YOUR GOAL:
Extract all of the data and reproduce it precisely.

* START PROVIDED ENTRIES *

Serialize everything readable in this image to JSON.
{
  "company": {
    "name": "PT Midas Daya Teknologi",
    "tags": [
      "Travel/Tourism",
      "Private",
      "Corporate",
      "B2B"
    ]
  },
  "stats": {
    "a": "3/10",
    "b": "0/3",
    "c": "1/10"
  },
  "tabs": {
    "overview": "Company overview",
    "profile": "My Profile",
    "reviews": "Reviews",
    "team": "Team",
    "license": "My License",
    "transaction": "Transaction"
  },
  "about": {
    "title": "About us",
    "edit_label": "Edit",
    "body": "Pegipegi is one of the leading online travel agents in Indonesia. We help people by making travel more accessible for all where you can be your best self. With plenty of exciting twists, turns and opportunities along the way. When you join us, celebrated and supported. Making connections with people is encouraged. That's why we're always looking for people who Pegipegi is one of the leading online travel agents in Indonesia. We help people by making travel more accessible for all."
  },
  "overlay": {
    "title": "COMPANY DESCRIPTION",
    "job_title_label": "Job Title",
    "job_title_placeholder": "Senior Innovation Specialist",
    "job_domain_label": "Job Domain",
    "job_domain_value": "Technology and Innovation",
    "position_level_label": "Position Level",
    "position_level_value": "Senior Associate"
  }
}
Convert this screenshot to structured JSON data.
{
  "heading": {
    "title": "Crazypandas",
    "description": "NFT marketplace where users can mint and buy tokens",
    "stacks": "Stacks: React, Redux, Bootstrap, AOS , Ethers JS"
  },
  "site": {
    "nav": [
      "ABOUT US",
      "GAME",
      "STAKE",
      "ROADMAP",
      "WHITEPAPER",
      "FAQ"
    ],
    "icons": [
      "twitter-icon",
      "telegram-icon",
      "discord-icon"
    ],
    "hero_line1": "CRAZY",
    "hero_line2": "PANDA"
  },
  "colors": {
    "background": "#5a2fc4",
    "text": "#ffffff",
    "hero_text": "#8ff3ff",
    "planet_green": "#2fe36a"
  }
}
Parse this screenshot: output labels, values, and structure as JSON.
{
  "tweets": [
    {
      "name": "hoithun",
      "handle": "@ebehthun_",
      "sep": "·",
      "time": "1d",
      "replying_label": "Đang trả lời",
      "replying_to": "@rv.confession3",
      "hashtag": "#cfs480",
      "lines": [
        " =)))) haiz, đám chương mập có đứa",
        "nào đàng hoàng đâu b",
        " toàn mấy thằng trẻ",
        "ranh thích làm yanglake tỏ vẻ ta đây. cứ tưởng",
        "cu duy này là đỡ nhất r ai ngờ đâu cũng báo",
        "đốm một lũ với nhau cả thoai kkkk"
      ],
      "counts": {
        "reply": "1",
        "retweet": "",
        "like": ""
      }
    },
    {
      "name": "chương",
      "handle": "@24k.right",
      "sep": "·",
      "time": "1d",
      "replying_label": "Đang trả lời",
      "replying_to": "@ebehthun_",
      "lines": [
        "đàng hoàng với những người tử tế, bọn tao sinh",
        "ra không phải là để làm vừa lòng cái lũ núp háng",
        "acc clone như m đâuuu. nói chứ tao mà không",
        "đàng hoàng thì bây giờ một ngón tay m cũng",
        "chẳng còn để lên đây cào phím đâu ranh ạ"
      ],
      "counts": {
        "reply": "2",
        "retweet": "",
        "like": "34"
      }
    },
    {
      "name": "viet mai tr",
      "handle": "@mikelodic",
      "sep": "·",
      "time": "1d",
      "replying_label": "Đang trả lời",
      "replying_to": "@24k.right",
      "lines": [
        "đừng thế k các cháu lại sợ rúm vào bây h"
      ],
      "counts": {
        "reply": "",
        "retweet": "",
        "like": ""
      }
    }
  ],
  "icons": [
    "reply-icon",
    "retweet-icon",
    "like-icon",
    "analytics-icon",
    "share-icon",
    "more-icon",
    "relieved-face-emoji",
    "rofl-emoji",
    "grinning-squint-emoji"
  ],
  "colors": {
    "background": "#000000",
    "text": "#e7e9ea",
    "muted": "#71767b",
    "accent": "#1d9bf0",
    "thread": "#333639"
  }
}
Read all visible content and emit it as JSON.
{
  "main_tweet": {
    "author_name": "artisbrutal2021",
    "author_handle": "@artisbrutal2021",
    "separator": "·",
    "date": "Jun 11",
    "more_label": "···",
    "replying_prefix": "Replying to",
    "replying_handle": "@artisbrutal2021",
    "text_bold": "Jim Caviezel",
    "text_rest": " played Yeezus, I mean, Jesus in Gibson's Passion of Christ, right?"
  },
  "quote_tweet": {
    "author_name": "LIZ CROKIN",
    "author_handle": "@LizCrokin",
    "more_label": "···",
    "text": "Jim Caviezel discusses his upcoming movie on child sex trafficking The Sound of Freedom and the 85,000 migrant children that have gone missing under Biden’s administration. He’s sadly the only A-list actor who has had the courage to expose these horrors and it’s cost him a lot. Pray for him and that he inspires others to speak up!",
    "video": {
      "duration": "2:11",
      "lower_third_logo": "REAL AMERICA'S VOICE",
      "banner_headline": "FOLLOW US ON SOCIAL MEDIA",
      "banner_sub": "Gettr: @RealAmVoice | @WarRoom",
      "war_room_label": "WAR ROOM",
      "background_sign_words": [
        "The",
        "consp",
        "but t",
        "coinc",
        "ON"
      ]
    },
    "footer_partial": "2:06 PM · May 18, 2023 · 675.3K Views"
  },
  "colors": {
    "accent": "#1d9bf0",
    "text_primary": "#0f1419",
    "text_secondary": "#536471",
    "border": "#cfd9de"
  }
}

* END PROVIDED ENTRIES *

FULL RESPONSE:
Serialize everything readable in this image to JSON.
{
  "company": {
    "name": "PT Midas Daya Teknologi",
    "tags": [
      "Travel/Tourism",
      "Private",
      "Corporate",
      "B2B"
    ]
  },
  "stats": {
    "a": "3/10",
    "b": "0/3",
    "c": "1/10"
  },
  "tabs": {
    "overview": "Company overview",
    "profile": "My Profile",
    "reviews": "Reviews",
    "team": "Team",
    "license": "My License",
    "transaction": "Transaction"
  },
  "about": {
    "title": "About us",
    "edit_label": "Edit",
    "body": "Pegipegi is one of the leading online travel agents in Indonesia. We help people by making travel more accessible for all where you can be your best self. With plenty of exciting twists, turns and opportunities along the way. When you join us, celebrated and supported. Making connections with people is encouraged. That's why we're always looking for people who Pegipegi is one of the leading online travel agents in Indonesia. We help people by making travel more accessible for all."
  },
  "overlay": {
    "title": "COMPANY DESCRIPTION",
    "job_title_label": "Job Title",
    "job_title_placeholder": "Senior Innovation Specialist",
    "job_domain_label": "Job Domain",
    "job_domain_value": "Technology and Innovation",
    "position_level_label": "Position Level",
    "position_level_value": "Senior Associate"
  }
}
Convert this screenshot to structured JSON data.
{
  "heading": {
    "title": "Crazypandas",
    "description": "NFT marketplace where users can mint and buy tokens",
    "stacks": "Stacks: React, Redux, Bootstrap, AOS , Ethers JS"
  },
  "site": {
    "nav": [
      "ABOUT US",
      "GAME",
      "STAKE",
      "ROADMAP",
      "WHITEPAPER",
      "FAQ"
    ],
    "icons": [
      "twitter-icon",
      "telegram-icon",
      "discord-icon"
    ],
    "hero_line1": "CRAZY",
    "hero_line2": "PANDA"
  },
  "colors": {
    "background": "#5a2fc4",
    "text": "#ffffff",
    "hero_text": "#8ff3ff",
    "planet_green": "#2fe36a"
  }
}
Parse this screenshot: output labels, values, and structure as JSON.
{
  "tweets": [
    {
      "name": "hoithun",
      "handle": "@ebehthun_",
      "sep": "·",
      "time": "1d",
      "replying_label": "Đang trả lời",
      "replying_to": "@rv.confession3",
      "hashtag": "#cfs480",
      "lines": [
        " =)))) haiz, đám chương mập có đứa",
        "nào đàng hoàng đâu b",
        " toàn mấy thằng trẻ",
        "ranh thích làm yanglake tỏ vẻ ta đây. cứ tưởng",
        "cu duy này là đỡ nhất r ai ngờ đâu cũng báo",
        "đốm một lũ với nhau cả thoai kkkk"
      ],
      "counts": {
        "reply": "1",
        "retweet": "",
        "like": ""
      }
    },
    {
      "name": "chương",
      "handle": "@24k.right",
      "sep": "·",
      "time": "1d",
      "replying_label": "Đang trả lời",
      "replying_to": "@ebehthun_",
      "lines": [
        "đàng hoàng với những người tử tế, bọn tao sinh",
        "ra không phải là để làm vừa lòng cái lũ núp háng",
        "acc clone như m đâuuu. nói chứ tao mà không",
        "đàng hoàng thì bây giờ một ngón tay m cũng",
        "chẳng còn để lên đây cào phím đâu ranh ạ"
      ],
      "counts": {
        "reply": "2",
        "retweet": "",
        "like": "34"
      }
    },
    {
      "name": "viet mai tr",
      "handle": "@mikelodic",
      "sep": "·",
      "time": "1d",
      "replying_label": "Đang trả lời",
      "replying_to": "@24k.right",
      "lines": [
        "đừng thế k các cháu lại sợ rúm vào bây h"
      ],
      "counts": {
        "reply": "",
        "retweet": "",
        "like": ""
      }
    }
  ],
  "icons": [
    "reply-icon",
    "retweet-icon",
    "like-icon",
    "analytics-icon",
    "share-icon",
    "more-icon",
    "relieved-face-emoji",
    "rofl-emoji",
    "grinning-squint-emoji"
  ],
  "colors": {
    "background": "#000000",
    "text": "#e7e9ea",
    "muted": "#71767b",
    "accent": "#1d9bf0",
    "thread": "#333639"
  }
}
Read all visible content and emit it as JSON.
{
  "main_tweet": {
    "author_name": "artisbrutal2021",
    "author_handle": "@artisbrutal2021",
    "separator": "·",
    "date": "Jun 11",
    "more_label": "···",
    "replying_prefix": "Replying to",
    "replying_handle": "@artisbrutal2021",
    "text_bold": "Jim Caviezel",
    "text_rest": " played Yeezus, I mean, Jesus in Gibson's Passion of Christ, right?"
  },
  "quote_tweet": {
    "author_name": "LIZ CROKIN",
    "author_handle": "@LizCrokin",
    "more_label": "···",
    "text": "Jim Caviezel discusses his upcoming movie on child sex trafficking The Sound of Freedom and the 85,000 migrant children that have gone missing under Biden’s administration. He’s sadly the only A-list actor who has had the courage to expose these horrors and it’s cost him a lot. Pray for him and that he inspires others to speak up!",
    "video": {
      "duration": "2:11",
      "lower_third_logo": "REAL AMERICA'S VOICE",
      "banner_headline": "FOLLOW US ON SOCIAL MEDIA",
      "banner_sub": "Gettr: @RealAmVoice | @WarRoom",
      "war_room_label": "WAR ROOM",
      "background_sign_words": [
        "The",
        "consp",
        "but t",
        "coinc",
        "ON"
      ]
    },
    "footer_partial": "2:06 PM · May 18, 2023 · 675.3K Views"
  },
  "colors": {
    "accent": "#1d9bf0",
    "text_primary": "#0f1419",
    "text_secondary": "#536471",
    "border": "#cfd9de"
  }
}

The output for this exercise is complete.